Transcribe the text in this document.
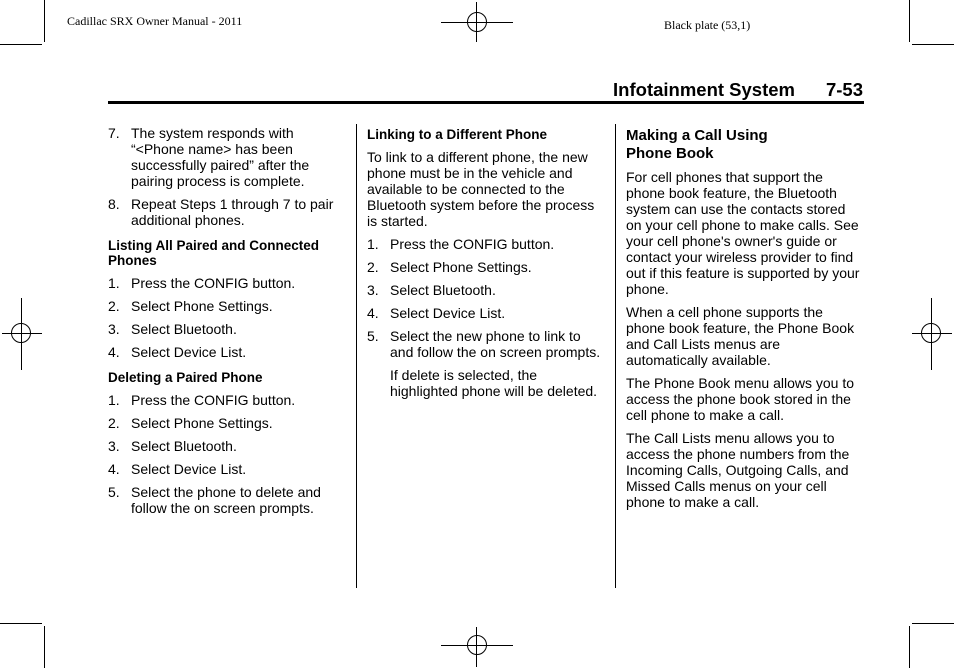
Cadillac SRX Owner Manual - 2011	Black plate (53,1)
Infotainment System 7-53
7. The system responds with “<Phone name> has been successfully paired” after the pairing process is complete.
8. Repeat Steps 1 through 7 to pair additional phones.
Listing All Paired and Connected Phones
1. Press the CONFIG button.
2. Select Phone Settings.
3. Select Bluetooth.
4. Select Device List.
Deleting a Paired Phone
1. Press the CONFIG button.
2. Select Phone Settings.
3. Select Bluetooth.
4. Select Device List.
5. Select the phone to delete and follow the on screen prompts.
Linking to a Different Phone

To link to a different phone, the new phone must be in the vehicle and available to be connected to the Bluetooth system before the process is started.

1. Press the CONFIG button.
2. Select Phone Settings.
3. Select Bluetooth.
4. Select Device List.
5. Select the new phone to link to and follow the on screen prompts.

If delete is selected, the highlighted phone will be deleted.

Making a Call Using
Phone Book

For cell phones that support the phone book feature, the Bluetooth system can use the contacts stored on your cell phone to make calls. See your cell phone's owner's guide or contact your wireless provider to find out if this feature is supported by your phone.

When a cell phone supports the phone book feature, the Phone Book and Call Lists menus are automatically available.

The Phone Book menu allows you to access the phone book stored in the cell phone to make a call.

The Call Lists menu allows you to access the phone numbers from the Incoming Calls, Outgoing Calls, and Missed Calls menus on your cell phone to make a call.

# # #

Reply with nothing except the number of lines in the listing above that include the string "allows".

• [IN RESPONSE]:
2